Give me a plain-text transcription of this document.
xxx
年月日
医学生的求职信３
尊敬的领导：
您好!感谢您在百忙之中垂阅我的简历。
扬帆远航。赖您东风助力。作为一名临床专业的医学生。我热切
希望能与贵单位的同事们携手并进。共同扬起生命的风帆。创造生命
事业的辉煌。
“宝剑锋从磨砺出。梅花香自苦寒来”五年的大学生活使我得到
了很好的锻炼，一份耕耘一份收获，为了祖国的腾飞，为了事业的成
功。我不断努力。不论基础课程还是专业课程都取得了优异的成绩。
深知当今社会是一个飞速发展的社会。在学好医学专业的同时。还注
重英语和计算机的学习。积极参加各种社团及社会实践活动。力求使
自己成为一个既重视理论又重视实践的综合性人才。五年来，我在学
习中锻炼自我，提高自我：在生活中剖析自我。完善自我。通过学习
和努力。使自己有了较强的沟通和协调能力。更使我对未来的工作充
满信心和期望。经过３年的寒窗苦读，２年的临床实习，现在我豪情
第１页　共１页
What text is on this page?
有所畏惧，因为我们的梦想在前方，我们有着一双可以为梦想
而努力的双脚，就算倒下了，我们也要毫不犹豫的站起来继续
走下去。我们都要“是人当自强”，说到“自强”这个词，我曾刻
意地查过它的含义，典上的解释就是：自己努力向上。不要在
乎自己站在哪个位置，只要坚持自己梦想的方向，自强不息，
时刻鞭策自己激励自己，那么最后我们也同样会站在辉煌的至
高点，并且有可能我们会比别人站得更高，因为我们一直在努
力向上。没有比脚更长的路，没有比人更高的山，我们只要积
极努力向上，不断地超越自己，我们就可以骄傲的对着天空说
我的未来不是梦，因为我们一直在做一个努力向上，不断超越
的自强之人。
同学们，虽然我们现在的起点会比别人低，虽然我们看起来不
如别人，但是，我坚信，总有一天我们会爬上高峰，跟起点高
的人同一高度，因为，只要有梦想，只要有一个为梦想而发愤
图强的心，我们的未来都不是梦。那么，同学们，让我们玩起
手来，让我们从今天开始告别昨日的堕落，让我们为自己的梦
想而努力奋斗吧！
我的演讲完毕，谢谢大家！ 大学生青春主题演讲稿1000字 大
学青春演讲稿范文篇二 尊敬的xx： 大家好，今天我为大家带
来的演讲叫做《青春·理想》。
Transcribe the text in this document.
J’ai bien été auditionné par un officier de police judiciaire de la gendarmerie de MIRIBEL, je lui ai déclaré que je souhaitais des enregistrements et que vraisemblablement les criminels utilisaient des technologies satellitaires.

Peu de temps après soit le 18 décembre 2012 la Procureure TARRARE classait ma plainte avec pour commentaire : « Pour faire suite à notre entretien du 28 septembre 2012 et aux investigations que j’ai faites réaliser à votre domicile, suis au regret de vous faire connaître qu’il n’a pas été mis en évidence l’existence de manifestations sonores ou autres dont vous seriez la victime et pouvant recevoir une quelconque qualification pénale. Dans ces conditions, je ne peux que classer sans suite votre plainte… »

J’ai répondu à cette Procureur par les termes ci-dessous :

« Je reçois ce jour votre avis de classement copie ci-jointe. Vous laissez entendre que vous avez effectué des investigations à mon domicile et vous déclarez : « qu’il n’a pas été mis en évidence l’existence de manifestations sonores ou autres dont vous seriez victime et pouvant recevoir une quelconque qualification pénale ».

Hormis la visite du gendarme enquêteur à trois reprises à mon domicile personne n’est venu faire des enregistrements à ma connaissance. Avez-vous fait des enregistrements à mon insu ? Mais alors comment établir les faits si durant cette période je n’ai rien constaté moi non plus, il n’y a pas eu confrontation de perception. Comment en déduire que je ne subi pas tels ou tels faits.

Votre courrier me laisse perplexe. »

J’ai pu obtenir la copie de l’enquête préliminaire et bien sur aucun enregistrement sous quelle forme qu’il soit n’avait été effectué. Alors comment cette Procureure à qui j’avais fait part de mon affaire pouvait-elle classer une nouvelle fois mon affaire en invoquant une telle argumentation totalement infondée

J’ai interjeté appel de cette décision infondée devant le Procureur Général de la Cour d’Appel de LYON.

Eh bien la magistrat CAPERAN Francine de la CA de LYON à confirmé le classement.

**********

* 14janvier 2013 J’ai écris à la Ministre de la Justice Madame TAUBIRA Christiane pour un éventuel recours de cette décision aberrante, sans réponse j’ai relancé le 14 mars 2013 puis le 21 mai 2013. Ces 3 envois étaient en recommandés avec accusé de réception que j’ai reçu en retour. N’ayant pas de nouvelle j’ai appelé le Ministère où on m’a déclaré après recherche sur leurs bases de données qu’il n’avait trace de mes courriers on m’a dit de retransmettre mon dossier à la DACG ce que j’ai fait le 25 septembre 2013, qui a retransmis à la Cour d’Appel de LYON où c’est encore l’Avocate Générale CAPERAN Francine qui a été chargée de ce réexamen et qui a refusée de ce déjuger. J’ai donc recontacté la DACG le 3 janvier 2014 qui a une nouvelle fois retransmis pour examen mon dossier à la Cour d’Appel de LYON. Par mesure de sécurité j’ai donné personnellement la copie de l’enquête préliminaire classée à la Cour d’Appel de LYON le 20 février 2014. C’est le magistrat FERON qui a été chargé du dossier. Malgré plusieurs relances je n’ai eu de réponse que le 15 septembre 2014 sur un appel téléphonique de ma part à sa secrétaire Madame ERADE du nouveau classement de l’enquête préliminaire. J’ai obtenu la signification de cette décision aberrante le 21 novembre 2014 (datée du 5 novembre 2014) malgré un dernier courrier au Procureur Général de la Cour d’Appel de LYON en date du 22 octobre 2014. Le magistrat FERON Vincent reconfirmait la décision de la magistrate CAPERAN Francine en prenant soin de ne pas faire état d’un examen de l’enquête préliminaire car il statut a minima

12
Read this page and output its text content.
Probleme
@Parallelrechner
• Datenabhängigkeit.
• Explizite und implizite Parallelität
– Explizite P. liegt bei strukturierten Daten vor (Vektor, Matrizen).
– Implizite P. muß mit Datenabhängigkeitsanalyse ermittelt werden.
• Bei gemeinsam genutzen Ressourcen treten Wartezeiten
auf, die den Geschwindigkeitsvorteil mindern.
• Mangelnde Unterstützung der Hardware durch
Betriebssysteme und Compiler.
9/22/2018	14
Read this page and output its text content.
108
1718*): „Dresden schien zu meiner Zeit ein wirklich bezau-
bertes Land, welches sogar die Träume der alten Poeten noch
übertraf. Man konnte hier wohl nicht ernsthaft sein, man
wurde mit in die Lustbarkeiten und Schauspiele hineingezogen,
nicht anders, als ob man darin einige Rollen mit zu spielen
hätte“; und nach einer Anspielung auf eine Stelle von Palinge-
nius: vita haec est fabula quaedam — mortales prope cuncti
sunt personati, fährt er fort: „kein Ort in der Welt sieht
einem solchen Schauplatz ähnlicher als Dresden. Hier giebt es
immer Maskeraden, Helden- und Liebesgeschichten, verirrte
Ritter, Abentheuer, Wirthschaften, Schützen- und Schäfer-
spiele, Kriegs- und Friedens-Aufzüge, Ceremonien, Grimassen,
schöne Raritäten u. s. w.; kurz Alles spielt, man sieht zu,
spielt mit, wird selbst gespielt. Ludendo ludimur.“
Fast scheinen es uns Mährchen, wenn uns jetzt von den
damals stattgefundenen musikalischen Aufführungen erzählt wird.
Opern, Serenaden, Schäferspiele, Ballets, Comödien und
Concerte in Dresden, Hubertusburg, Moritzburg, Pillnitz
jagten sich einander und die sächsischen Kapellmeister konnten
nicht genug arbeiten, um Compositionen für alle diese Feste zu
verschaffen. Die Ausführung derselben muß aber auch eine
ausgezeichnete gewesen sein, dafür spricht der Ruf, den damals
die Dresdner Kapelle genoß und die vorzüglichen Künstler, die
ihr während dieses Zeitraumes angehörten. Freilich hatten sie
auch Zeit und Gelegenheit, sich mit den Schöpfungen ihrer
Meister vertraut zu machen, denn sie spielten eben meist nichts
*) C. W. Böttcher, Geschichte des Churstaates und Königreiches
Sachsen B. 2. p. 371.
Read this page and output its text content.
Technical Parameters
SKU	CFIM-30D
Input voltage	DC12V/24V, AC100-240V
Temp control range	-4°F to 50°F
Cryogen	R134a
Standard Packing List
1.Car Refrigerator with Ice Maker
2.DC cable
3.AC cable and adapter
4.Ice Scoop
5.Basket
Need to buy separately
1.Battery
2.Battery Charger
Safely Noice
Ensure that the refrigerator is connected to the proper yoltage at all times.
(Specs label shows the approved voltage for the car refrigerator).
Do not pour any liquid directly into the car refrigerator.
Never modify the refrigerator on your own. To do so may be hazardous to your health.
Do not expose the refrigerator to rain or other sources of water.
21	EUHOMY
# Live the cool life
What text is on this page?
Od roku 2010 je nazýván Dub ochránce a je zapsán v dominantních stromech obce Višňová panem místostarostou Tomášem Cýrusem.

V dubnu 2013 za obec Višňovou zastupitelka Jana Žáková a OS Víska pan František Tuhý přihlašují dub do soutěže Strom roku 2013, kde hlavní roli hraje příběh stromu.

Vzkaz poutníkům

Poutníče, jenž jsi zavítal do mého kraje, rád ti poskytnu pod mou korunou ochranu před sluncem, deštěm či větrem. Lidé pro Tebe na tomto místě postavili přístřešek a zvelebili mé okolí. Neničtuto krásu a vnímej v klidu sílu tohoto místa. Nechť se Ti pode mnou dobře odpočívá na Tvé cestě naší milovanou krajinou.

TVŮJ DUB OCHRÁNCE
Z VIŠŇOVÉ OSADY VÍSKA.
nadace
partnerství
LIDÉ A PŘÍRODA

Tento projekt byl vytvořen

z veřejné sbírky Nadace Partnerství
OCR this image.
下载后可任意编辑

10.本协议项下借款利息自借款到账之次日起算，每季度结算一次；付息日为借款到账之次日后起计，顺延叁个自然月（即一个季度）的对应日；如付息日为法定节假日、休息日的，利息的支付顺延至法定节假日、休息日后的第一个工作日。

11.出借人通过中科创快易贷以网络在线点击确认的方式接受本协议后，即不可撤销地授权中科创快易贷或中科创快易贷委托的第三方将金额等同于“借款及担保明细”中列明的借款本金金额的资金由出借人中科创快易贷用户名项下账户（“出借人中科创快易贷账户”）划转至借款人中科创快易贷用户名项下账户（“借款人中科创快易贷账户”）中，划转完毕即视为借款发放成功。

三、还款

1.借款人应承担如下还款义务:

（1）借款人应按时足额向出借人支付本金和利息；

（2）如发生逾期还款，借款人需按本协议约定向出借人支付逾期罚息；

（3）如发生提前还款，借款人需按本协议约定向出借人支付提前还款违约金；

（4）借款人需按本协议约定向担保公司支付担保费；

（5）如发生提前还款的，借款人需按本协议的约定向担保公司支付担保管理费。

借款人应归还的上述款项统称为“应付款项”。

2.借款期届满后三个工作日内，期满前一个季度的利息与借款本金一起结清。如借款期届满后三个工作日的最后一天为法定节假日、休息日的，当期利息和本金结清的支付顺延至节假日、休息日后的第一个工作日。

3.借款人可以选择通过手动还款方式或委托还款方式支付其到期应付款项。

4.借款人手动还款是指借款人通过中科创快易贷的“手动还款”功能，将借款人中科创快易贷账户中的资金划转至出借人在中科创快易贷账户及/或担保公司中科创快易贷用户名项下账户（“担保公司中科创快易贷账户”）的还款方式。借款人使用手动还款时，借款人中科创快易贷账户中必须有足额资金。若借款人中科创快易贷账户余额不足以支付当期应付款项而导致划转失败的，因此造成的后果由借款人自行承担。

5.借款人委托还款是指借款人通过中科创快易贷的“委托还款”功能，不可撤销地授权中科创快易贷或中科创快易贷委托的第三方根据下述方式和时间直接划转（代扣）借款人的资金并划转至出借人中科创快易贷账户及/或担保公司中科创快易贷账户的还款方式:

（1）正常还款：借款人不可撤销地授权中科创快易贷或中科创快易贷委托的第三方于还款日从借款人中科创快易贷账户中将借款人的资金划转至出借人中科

· · · ·

● Exercise goal
Give back exactly the lines beginning at the one with "OCR this image." and ending at the final line of the material; both boundary lines belong in it.

● Exercise response
OCR this image.
下载后可任意编辑

10.本协议项下借款利息自借款到账之次日起算，每季度结算一次；付息日为借款到账之次日后起计，顺延叁个自然月（即一个季度）的对应日；如付息日为法定节假日、休息日的，利息的支付顺延至法定节假日、休息日后的第一个工作日。

11.出借人通过中科创快易贷以网络在线点击确认的方式接受本协议后，即不可撤销地授权中科创快易贷或中科创快易贷委托的第三方将金额等同于“借款及担保明细”中列明的借款本金金额的资金由出借人中科创快易贷用户名项下账户（“出借人中科创快易贷账户”）划转至借款人中科创快易贷用户名项下账户（“借款人中科创快易贷账户”）中，划转完毕即视为借款发放成功。

三、还款

1.借款人应承担如下还款义务:

（1）借款人应按时足额向出借人支付本金和利息；

（2）如发生逾期还款，借款人需按本协议约定向出借人支付逾期罚息；

（3）如发生提前还款，借款人需按本协议约定向出借人支付提前还款违约金；

（4）借款人需按本协议约定向担保公司支付担保费；

（5）如发生提前还款的，借款人需按本协议的约定向担保公司支付担保管理费。

借款人应归还的上述款项统称为“应付款项”。

2.借款期届满后三个工作日内，期满前一个季度的利息与借款本金一起结清。如借款期届满后三个工作日的最后一天为法定节假日、休息日的，当期利息和本金结清的支付顺延至节假日、休息日后的第一个工作日。

3.借款人可以选择通过手动还款方式或委托还款方式支付其到期应付款项。

4.借款人手动还款是指借款人通过中科创快易贷的“手动还款”功能，将借款人中科创快易贷账户中的资金划转至出借人在中科创快易贷账户及/或担保公司中科创快易贷用户名项下账户（“担保公司中科创快易贷账户”）的还款方式。借款人使用手动还款时，借款人中科创快易贷账户中必须有足额资金。若借款人中科创快易贷账户余额不足以支付当期应付款项而导致划转失败的，因此造成的后果由借款人自行承担。

5.借款人委托还款是指借款人通过中科创快易贷的“委托还款”功能，不可撤销地授权中科创快易贷或中科创快易贷委托的第三方根据下述方式和时间直接划转（代扣）借款人的资金并划转至出借人中科创快易贷账户及/或担保公司中科创快易贷账户的还款方式:

（1）正常还款：借款人不可撤销地授权中科创快易贷或中科创快易贷委托的第三方于还款日从借款人中科创快易贷账户中将借款人的资金划转至出借人中科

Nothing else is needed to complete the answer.